[Begin Provided records]

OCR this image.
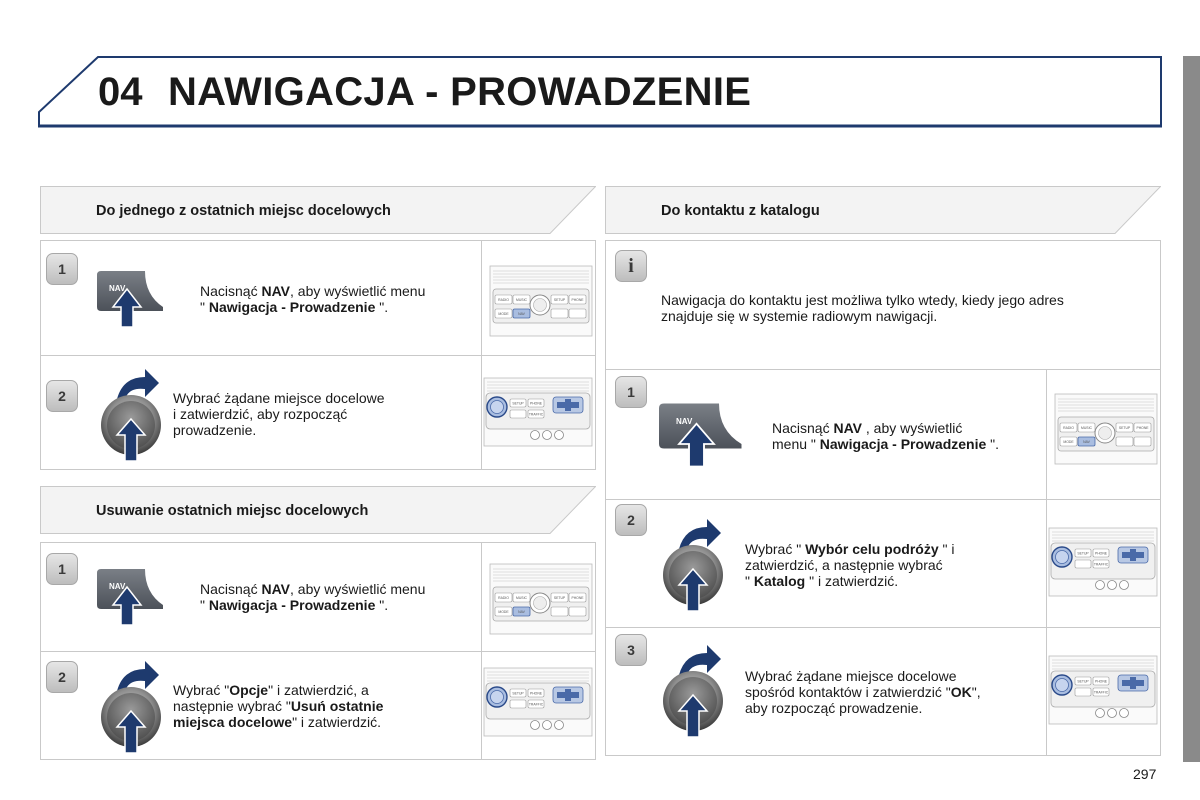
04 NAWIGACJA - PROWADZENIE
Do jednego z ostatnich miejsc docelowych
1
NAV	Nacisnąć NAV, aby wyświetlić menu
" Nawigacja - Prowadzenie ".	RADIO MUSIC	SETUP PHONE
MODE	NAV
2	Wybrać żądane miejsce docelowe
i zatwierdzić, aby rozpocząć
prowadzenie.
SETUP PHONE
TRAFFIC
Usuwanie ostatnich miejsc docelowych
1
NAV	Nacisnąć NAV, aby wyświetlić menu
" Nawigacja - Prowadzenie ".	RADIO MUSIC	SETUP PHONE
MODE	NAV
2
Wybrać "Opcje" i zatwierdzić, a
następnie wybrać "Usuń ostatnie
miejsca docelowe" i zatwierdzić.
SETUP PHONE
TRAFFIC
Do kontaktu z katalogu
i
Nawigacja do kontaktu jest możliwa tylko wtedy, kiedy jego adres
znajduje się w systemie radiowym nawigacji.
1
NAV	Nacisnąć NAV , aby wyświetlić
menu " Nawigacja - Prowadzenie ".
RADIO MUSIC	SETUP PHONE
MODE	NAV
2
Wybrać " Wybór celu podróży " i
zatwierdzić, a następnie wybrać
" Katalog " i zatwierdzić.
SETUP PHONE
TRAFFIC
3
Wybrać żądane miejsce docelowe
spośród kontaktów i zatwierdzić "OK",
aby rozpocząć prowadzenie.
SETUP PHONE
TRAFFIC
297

[End Provided records]
[Begin Provided records]

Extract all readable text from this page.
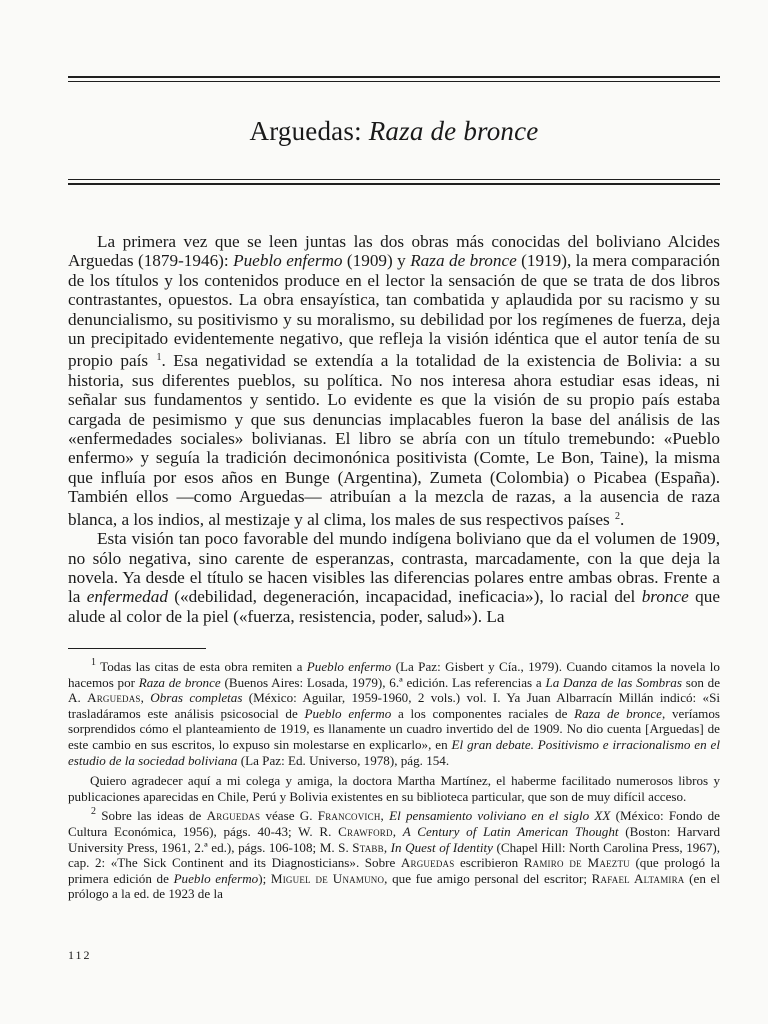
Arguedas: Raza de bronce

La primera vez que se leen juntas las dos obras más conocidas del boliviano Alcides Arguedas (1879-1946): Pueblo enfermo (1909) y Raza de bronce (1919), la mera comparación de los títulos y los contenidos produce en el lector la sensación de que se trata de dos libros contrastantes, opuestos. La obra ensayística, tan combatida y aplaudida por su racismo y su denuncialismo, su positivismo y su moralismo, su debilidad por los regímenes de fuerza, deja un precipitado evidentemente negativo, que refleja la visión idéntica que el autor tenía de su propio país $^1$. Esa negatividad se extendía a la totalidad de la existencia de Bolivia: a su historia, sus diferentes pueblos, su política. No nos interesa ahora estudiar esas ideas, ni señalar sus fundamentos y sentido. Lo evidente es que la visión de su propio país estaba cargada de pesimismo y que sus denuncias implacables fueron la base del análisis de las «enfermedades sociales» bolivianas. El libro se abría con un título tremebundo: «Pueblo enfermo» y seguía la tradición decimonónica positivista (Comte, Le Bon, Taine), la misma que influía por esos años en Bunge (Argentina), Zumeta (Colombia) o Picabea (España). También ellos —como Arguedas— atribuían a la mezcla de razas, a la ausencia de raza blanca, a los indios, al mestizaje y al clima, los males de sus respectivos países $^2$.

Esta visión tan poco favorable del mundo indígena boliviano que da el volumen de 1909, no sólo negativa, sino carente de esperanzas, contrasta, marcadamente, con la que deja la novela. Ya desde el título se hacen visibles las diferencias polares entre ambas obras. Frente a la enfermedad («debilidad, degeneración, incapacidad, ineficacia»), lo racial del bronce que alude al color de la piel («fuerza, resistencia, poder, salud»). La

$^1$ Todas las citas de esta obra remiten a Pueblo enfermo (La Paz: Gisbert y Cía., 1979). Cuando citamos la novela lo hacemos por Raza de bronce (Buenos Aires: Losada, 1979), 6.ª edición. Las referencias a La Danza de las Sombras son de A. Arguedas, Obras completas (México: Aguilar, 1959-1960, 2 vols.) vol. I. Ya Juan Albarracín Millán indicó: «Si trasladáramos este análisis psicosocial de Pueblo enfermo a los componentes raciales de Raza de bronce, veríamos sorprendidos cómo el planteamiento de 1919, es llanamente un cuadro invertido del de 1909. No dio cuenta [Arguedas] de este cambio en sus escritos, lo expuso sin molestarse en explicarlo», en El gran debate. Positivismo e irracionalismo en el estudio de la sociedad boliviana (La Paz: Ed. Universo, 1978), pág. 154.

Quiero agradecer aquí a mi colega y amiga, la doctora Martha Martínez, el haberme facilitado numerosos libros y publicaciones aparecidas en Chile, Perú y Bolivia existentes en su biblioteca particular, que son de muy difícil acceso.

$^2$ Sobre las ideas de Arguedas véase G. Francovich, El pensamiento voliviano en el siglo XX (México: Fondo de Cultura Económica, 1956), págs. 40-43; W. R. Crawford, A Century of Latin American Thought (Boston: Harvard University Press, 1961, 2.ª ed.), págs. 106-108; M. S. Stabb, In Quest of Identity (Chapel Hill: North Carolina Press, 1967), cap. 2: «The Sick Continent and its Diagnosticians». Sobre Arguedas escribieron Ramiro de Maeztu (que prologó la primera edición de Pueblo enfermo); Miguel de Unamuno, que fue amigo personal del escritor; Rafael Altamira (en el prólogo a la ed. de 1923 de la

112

[End Provided records]
[Begin Provided records]

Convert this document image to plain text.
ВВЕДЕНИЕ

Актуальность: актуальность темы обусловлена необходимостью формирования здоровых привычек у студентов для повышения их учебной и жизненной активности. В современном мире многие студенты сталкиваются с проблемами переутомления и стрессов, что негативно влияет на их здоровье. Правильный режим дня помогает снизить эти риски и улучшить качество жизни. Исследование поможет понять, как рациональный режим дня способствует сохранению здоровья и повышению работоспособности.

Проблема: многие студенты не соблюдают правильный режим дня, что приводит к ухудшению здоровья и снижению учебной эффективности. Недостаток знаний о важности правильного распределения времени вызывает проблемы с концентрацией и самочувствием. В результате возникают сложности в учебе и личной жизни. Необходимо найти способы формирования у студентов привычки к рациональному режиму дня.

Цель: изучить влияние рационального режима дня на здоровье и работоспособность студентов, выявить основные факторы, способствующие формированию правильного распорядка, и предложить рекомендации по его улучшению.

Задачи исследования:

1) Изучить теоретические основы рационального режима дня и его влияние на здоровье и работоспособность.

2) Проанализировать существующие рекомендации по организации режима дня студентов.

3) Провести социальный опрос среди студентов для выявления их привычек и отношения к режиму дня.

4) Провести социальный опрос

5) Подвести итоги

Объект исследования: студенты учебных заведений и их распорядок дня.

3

[End Provided records]

**Problem details:** Copy all lines in the listing above where the string "ostatnich" appears.

**Answer to this task:**
Do jednego z ostatnich miejsc docelowych
Usuwanie ostatnich miejsc docelowych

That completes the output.